### [Materials provided]

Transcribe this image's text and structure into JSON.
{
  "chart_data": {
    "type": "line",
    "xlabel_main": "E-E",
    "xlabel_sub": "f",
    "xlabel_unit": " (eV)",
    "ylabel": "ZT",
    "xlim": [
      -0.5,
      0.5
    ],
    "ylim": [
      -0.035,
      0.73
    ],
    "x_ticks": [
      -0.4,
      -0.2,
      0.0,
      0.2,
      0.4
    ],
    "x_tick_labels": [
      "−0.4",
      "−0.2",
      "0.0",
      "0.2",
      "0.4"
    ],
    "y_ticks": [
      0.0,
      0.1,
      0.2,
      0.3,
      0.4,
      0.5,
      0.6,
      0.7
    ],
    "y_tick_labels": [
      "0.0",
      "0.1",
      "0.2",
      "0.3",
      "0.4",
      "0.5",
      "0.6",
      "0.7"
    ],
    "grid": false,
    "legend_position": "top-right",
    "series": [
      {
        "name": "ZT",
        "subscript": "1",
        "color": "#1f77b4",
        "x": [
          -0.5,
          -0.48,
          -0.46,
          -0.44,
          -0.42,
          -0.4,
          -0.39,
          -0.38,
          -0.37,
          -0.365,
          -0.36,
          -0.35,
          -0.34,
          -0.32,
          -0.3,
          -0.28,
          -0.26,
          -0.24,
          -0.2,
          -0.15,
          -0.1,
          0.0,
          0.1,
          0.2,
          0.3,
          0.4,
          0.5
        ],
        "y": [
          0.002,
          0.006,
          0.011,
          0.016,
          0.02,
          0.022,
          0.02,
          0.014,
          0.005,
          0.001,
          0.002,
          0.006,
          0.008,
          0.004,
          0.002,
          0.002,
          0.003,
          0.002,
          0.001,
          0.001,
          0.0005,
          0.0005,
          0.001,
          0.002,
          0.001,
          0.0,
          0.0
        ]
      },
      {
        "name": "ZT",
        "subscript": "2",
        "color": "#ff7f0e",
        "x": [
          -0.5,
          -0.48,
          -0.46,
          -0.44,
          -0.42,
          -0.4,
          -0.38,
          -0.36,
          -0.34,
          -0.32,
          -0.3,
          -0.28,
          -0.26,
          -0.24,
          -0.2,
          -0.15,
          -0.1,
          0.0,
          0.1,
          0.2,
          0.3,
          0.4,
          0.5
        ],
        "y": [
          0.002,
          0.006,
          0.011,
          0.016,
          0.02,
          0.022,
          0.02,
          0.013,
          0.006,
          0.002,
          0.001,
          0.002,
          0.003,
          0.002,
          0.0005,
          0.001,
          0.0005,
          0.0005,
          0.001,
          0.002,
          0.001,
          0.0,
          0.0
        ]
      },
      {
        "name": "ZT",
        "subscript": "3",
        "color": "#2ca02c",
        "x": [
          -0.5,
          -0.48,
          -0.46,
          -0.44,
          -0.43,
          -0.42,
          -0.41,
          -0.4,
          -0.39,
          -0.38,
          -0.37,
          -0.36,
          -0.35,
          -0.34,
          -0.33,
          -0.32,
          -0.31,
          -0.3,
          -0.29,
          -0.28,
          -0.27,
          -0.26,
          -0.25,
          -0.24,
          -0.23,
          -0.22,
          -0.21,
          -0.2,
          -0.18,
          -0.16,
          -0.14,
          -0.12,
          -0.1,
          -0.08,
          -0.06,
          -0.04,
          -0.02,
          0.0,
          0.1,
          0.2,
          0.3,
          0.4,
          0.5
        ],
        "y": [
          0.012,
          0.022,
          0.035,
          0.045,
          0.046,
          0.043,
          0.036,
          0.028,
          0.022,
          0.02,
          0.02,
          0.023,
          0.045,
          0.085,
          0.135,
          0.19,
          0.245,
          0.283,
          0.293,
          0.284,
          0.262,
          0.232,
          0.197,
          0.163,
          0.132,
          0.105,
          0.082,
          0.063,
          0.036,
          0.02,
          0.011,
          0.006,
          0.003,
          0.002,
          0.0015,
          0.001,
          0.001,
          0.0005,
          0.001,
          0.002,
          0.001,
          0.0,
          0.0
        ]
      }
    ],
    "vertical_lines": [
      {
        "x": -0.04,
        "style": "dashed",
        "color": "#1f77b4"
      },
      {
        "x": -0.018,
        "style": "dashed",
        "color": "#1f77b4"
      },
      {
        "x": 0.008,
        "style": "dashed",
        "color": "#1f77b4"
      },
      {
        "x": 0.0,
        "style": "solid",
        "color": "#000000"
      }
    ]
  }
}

### [Exercise details]
Write out all the entries exactly.

### [Solution to the exercise]
Transcribe this image's text and structure into JSON.
{
  "chart_data": {
    "type": "line",
    "xlabel_main": "E-E",
    "xlabel_sub": "f",
    "xlabel_unit": " (eV)",
    "ylabel": "ZT",
    "xlim": [
      -0.5,
      0.5
    ],
    "ylim": [
      -0.035,
      0.73
    ],
    "x_ticks": [
      -0.4,
      -0.2,
      0.0,
      0.2,
      0.4
    ],
    "x_tick_labels": [
      "−0.4",
      "−0.2",
      "0.0",
      "0.2",
      "0.4"
    ],
    "y_ticks": [
      0.0,
      0.1,
      0.2,
      0.3,
      0.4,
      0.5,
      0.6,
      0.7
    ],
    "y_tick_labels": [
      "0.0",
      "0.1",
      "0.2",
      "0.3",
      "0.4",
      "0.5",
      "0.6",
      "0.7"
    ],
    "grid": false,
    "legend_position": "top-right",
    "series": [
      {
        "name": "ZT",
        "subscript": "1",
        "color": "#1f77b4",
        "x": [
          -0.5,
          -0.48,
          -0.46,
          -0.44,
          -0.42,
          -0.4,
          -0.39,
          -0.38,
          -0.37,
          -0.365,
          -0.36,
          -0.35,
          -0.34,
          -0.32,
          -0.3,
          -0.28,
          -0.26,
          -0.24,
          -0.2,
          -0.15,
          -0.1,
          0.0,
          0.1,
          0.2,
          0.3,
          0.4,
          0.5
        ],
        "y": [
          0.002,
          0.006,
          0.011,
          0.016,
          0.02,
          0.022,
          0.02,
          0.014,
          0.005,
          0.001,
          0.002,
          0.006,
          0.008,
          0.004,
          0.002,
          0.002,
          0.003,
          0.002,
          0.001,
          0.001,
          0.0005,
          0.0005,
          0.001,
          0.002,
          0.001,
          0.0,
          0.0
        ]
      },
      {
        "name": "ZT",
        "subscript": "2",
        "color": "#ff7f0e",
        "x": [
          -0.5,
          -0.48,
          -0.46,
          -0.44,
          -0.42,
          -0.4,
          -0.38,
          -0.36,
          -0.34,
          -0.32,
          -0.3,
          -0.28,
          -0.26,
          -0.24,
          -0.2,
          -0.15,
          -0.1,
          0.0,
          0.1,
          0.2,
          0.3,
          0.4,
          0.5
        ],
        "y": [
          0.002,
          0.006,
          0.011,
          0.016,
          0.02,
          0.022,
          0.02,
          0.013,
          0.006,
          0.002,
          0.001,
          0.002,
          0.003,
          0.002,
          0.0005,
          0.001,
          0.0005,
          0.0005,
          0.001,
          0.002,
          0.001,
          0.0,
          0.0
        ]
      },
      {
        "name": "ZT",
        "subscript": "3",
        "color": "#2ca02c",
        "x": [
          -0.5,
          -0.48,
          -0.46,
          -0.44,
          -0.43,
          -0.42,
          -0.41,
          -0.4,
          -0.39,
          -0.38,
          -0.37,
          -0.36,
          -0.35,
          -0.34,
          -0.33,
          -0.32,
          -0.31,
          -0.3,
          -0.29,
          -0.28,
          -0.27,
          -0.26,
          -0.25,
          -0.24,
          -0.23,
          -0.22,
          -0.21,
          -0.2,
          -0.18,
          -0.16,
          -0.14,
          -0.12,
          -0.1,
          -0.08,
          -0.06,
          -0.04,
          -0.02,
          0.0,
          0.1,
          0.2,
          0.3,
          0.4,
          0.5
        ],
        "y": [
          0.012,
          0.022,
          0.035,
          0.045,
          0.046,
          0.043,
          0.036,
          0.028,
          0.022,
          0.02,
          0.02,
          0.023,
          0.045,
          0.085,
          0.135,
          0.19,
          0.245,
          0.283,
          0.293,
          0.284,
          0.262,
          0.232,
          0.197,
          0.163,
          0.132,
          0.105,
          0.082,
          0.063,
          0.036,
          0.02,
          0.011,
          0.006,
          0.003,
          0.002,
          0.0015,
          0.001,
          0.001,
          0.0005,
          0.001,
          0.002,
          0.001,
          0.0,
          0.0
        ]
      }
    ],
    "vertical_lines": [
      {
        "x": -0.04,
        "style": "dashed",
        "color": "#1f77b4"
      },
      {
        "x": -0.018,
        "style": "dashed",
        "color": "#1f77b4"
      },
      {
        "x": 0.008,
        "style": "dashed",
        "color": "#1f77b4"
      },
      {
        "x": 0.0,
        "style": "solid",
        "color": "#000000"
      }
    ]
  }
}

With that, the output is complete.